### BACAAN
Ini cerita hampir 30 tahun silam. Pengalaman pertama menjadi karyawan, kalau kuingat-ingat, bikin aku tersenyum-senyum sendiri. Seumur-umur, sebelum bekerja itu aku sama sekali tidak pernah berhubungan dengan Bank, bahkan dibawa orang tuaku ngintip dari dekat pun tidak pernah. Aku bahkan tidak tau apakah orang tuaku pernah, sering atau jarang berurusan dengan Bank. Soalnya yang aku tau keluarga kami tidak punya tabungan, apalagi di Bank. Kata ibuku, gaji bapak sebulan sebagai polisi dengan pangkat tidak tinggi, tidak cukup dimakan sebulan. Aku tidak mengerti bagaimana kami semua 8 bersaudara bisa bersekolah walaupun hanya sampai tamat SLTA, bahkan sebelum pensiun bapak sudah memiliki sebidang tanah yang cukup luas, sekarang sudah di tengah kota.


Saat kami anak-anak bapak tau bahwa kami memiliki sebidang kebun, perwatasan itu tidak mempunyai akses jalan yang memadai, selain jalan setapak yang kalau hujan menjadi jalan air, di dekat kuburan dan tidak ditumbuhi pohon apapun yang bisa kami petik buahnya. Kata bapak tanah itu sebagai pengganti uang bapak yang dipinjam seseorang yang tak sanggup mengembalikannya, terpaksalah bapak menerima tanah tak bersurat dan tak berprospek pada tahun 1970-an itu. Rupanya bapakku menyimpan uang hasil ngobjeknya sana-sini pada seorang temannya yang jadi pengusaha yang kemudian jatuh bangkrut. Si pengusaha itu membayar bapakku dengan sebidang tanah. Pasti sang pengusaha sekarang sangat menyesal melihat bapakku memiliki tanah di tengah kota. Untung dulu bapakku tidak menggunakan jasa Bank untuk menyimpan uangnya, kalau tidak, tentu kami tidak akan pernah memiliki tanah seluas 4800 m2 di tengah kota.


Aku berkenalan dengan Bank 2 minggu setelah aku menjadi karayawan di sebuah perusahaan pelayaran. Ketika itu boss-ku seorang berkewarga-negaraan Belanda memintaku menguangkan selembar cek. Karena jumlahnya bagi dia tidak seberapa, diperintahkanlah aku sebagai anak bawang di perusahaan itu. Sepanjang perjalanan aku berdoa semoga aku lancar-lancar saja berkenalan dengan Bank. Mengenai prosedur ber-urusan dengan Bank, sudah kupelajari di Sekolah Menengah Ekonomi Atas, satu-satunya di kota kami, pada tahun 70an. Tapi secara langsung masuk dan berurusan dengan Bank, itu adalah yang pertama kalinya. Kebetulan temanku sesama lulusan SMEA bekerja di Bank itu, oh iya lulusan SMEA negeri satu-satunya itu tersebar di seluruh instansi, baik pemerintah maupun non pemerintah. Sekarang mereka banyak yang jadi pejabat tinggi.

### DATA YANG DIBERIKAN
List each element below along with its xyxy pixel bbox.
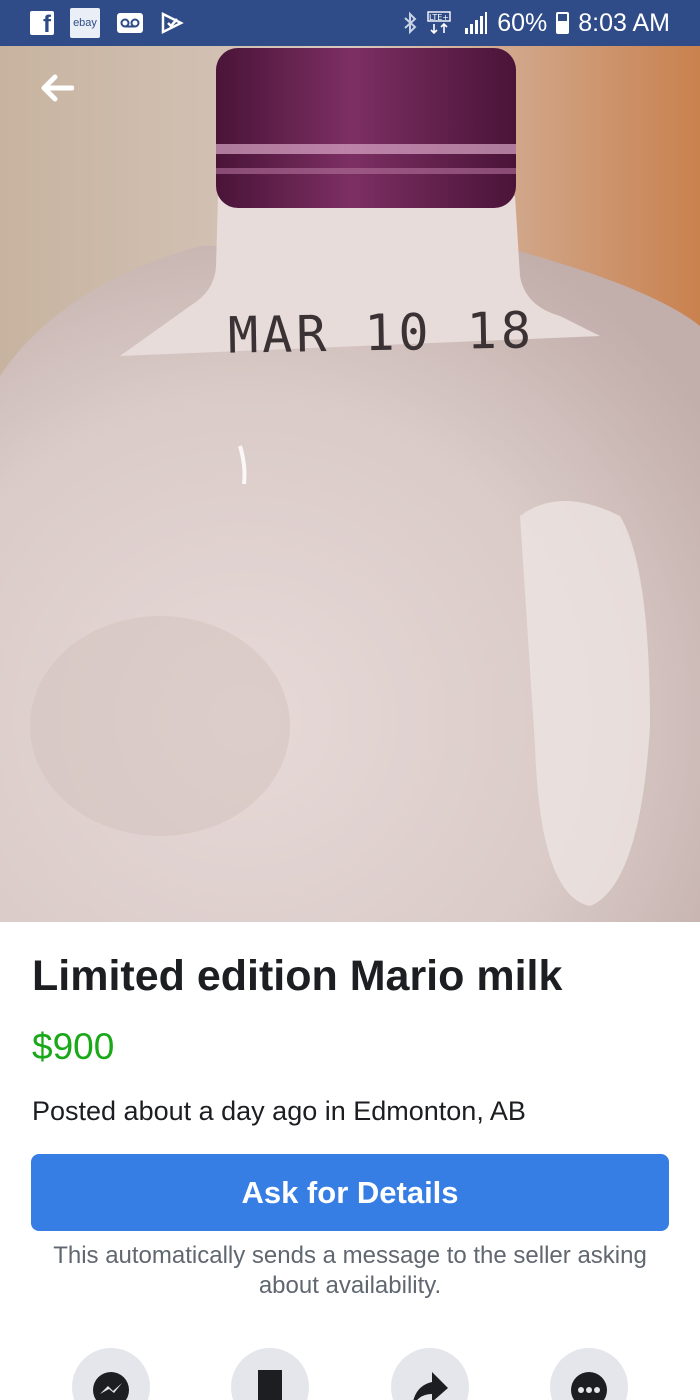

### PERINTAH SOAL
Tulis ulang dengan persis bagian bacaan mulai dari "Ini cerita hampir" sampai dengan "sudah di tengah kota.". Kerjakan dengan berpegang pada bacaan saja.

### PENYELESAIAN SOAL
Ini cerita hampir 30 tahun silam. Pengalaman pertama menjadi karyawan, kalau kuingat-ingat, bikin aku tersenyum-senyum sendiri. Seumur-umur, sebelum bekerja itu aku sama sekali tidak pernah berhubungan dengan Bank, bahkan dibawa orang tuaku ngintip dari dekat pun tidak pernah. Aku bahkan tidak tau apakah orang tuaku pernah, sering atau jarang berurusan dengan Bank. Soalnya yang aku tau keluarga kami tidak punya tabungan, apalagi di Bank. Kata ibuku, gaji bapak sebulan sebagai polisi dengan pangkat tidak tinggi, tidak cukup dimakan sebulan. Aku tidak mengerti bagaimana kami semua 8 bersaudara bisa bersekolah walaupun hanya sampai tamat SLTA, bahkan sebelum pensiun bapak sudah memiliki sebidang tanah yang cukup luas, sekarang sudah di tengah kota.